For this exercise, copy out each line of the material below that includes "SubString".

▽

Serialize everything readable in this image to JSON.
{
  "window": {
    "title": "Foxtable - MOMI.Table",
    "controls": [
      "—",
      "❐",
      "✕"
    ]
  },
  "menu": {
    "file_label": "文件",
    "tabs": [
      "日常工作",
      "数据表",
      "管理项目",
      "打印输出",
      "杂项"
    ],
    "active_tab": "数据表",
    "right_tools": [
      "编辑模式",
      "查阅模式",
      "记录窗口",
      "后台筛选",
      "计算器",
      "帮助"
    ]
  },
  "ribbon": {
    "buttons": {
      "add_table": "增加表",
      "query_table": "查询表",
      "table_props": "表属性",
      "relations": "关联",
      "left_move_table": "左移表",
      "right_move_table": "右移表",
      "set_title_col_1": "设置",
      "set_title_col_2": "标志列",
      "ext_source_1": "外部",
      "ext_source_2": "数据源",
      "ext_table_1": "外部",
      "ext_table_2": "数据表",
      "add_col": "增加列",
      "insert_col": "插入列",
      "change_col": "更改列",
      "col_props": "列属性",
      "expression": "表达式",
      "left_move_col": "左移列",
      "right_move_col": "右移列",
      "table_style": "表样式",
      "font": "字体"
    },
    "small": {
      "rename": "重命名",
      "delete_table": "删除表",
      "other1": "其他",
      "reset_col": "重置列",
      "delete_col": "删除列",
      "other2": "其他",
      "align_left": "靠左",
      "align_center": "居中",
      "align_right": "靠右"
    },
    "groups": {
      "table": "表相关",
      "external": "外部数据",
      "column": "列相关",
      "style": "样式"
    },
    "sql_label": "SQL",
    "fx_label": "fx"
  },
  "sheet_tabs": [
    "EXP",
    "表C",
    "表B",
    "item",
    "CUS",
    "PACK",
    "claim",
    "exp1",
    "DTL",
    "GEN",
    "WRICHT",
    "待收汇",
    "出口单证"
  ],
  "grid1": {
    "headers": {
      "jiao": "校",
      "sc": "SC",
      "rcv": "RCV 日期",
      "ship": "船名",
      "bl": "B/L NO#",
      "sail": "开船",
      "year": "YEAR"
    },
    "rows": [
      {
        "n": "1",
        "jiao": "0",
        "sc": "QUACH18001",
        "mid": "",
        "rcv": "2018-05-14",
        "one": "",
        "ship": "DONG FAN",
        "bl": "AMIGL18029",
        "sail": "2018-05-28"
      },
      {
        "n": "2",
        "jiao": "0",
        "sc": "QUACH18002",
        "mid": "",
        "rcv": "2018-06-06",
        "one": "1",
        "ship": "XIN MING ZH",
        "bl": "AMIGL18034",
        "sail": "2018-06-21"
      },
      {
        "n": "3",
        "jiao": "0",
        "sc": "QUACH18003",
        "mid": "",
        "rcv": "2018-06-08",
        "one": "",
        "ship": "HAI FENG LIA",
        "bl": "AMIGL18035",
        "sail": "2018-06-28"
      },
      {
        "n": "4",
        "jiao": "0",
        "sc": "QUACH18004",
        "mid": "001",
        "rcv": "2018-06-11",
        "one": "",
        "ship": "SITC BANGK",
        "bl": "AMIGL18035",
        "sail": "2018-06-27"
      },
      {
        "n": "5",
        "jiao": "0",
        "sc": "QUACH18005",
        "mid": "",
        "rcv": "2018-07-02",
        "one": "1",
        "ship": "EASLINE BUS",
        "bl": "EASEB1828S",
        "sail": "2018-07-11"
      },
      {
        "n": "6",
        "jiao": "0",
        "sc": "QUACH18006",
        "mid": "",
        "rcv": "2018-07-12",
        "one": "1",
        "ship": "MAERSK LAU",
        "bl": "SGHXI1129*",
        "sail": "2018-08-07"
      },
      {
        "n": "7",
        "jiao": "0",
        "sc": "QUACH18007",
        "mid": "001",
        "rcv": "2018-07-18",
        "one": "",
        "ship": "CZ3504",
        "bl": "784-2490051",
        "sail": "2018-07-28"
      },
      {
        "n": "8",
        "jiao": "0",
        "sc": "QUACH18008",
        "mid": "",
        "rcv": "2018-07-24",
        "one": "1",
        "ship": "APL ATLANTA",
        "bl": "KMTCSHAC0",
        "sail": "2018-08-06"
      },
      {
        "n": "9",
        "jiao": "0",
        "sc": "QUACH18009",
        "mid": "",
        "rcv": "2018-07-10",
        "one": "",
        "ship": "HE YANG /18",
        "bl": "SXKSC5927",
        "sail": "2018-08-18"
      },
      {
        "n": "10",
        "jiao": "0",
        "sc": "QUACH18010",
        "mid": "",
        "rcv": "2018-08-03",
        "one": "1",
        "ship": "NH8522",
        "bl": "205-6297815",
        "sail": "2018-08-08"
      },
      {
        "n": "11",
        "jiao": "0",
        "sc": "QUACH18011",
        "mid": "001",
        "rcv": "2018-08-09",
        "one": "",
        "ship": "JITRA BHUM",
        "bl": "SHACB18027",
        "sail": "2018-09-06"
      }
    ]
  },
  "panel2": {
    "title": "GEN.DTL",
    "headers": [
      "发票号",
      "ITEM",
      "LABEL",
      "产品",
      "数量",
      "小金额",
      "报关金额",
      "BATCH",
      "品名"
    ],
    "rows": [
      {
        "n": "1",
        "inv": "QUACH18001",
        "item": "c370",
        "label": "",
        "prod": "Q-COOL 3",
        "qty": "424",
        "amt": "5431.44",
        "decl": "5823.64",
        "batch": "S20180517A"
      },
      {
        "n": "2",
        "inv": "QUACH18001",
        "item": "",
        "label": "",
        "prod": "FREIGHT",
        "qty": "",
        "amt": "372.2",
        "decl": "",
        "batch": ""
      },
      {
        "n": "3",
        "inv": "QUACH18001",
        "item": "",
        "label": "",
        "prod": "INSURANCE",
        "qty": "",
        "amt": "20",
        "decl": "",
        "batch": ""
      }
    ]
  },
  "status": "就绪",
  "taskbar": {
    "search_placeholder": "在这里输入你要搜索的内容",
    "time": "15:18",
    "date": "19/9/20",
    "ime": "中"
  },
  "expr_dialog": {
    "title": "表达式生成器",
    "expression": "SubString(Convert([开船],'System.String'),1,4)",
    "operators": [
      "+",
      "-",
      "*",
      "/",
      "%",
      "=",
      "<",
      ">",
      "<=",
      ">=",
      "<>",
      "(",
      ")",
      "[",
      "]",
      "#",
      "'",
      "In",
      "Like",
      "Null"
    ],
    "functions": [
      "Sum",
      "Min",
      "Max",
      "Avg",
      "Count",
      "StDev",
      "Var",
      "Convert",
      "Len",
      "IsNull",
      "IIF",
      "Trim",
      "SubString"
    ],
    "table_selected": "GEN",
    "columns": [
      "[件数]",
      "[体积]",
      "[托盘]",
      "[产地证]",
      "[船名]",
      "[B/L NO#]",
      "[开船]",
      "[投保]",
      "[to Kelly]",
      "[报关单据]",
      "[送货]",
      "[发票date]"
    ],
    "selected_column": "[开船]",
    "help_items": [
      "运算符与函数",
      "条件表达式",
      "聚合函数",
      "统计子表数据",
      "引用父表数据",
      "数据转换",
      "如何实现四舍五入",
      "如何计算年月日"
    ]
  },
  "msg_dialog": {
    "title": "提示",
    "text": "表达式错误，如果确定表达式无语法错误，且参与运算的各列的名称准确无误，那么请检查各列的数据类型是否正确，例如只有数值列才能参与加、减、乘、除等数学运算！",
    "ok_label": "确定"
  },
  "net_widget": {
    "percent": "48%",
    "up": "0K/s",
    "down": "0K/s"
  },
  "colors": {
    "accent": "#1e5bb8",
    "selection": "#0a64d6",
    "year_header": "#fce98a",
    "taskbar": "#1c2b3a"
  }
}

△

§ Task answer:
    "expression": "SubString(Convert([开船],'System.String'),1,4)",
      "SubString"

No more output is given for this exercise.